Print all the records exactly, please.

• **Data shown**
● ● ● ● ●

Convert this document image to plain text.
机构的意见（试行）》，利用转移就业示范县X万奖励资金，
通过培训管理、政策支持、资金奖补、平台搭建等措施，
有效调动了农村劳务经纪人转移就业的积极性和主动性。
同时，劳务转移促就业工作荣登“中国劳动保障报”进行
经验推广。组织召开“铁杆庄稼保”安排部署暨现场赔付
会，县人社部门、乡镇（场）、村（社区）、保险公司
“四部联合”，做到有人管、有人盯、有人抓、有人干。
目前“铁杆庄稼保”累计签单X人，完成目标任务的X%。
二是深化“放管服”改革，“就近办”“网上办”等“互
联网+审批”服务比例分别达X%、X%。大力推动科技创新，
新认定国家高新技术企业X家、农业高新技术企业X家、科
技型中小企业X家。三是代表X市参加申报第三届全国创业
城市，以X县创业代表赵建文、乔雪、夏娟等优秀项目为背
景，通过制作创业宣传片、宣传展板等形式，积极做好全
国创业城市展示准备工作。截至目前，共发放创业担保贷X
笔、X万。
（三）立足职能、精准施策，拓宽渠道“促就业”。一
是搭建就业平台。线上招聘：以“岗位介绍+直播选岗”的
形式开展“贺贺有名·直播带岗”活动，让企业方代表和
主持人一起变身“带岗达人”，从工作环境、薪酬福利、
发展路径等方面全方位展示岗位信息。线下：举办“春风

● ● ● ● ●

• **Problem solution**
Convert this document image to plain text.
机构的意见（试行）》，利用转移就业示范县X万奖励资金，
通过培训管理、政策支持、资金奖补、平台搭建等措施，
有效调动了农村劳务经纪人转移就业的积极性和主动性。
同时，劳务转移促就业工作荣登“中国劳动保障报”进行
经验推广。组织召开“铁杆庄稼保”安排部署暨现场赔付
会，县人社部门、乡镇（场）、村（社区）、保险公司
“四部联合”，做到有人管、有人盯、有人抓、有人干。
目前“铁杆庄稼保”累计签单X人，完成目标任务的X%。
二是深化“放管服”改革，“就近办”“网上办”等“互
联网+审批”服务比例分别达X%、X%。大力推动科技创新，
新认定国家高新技术企业X家、农业高新技术企业X家、科
技型中小企业X家。三是代表X市参加申报第三届全国创业
城市，以X县创业代表赵建文、乔雪、夏娟等优秀项目为背
景，通过制作创业宣传片、宣传展板等形式，积极做好全
国创业城市展示准备工作。截至目前，共发放创业担保贷X
笔、X万。
（三）立足职能、精准施策，拓宽渠道“促就业”。一
是搭建就业平台。线上招聘：以“岗位介绍+直播选岗”的
形式开展“贺贺有名·直播带岗”活动，让企业方代表和
主持人一起变身“带岗达人”，从工作环境、薪酬福利、
发展路径等方面全方位展示岗位信息。线下：举办“春风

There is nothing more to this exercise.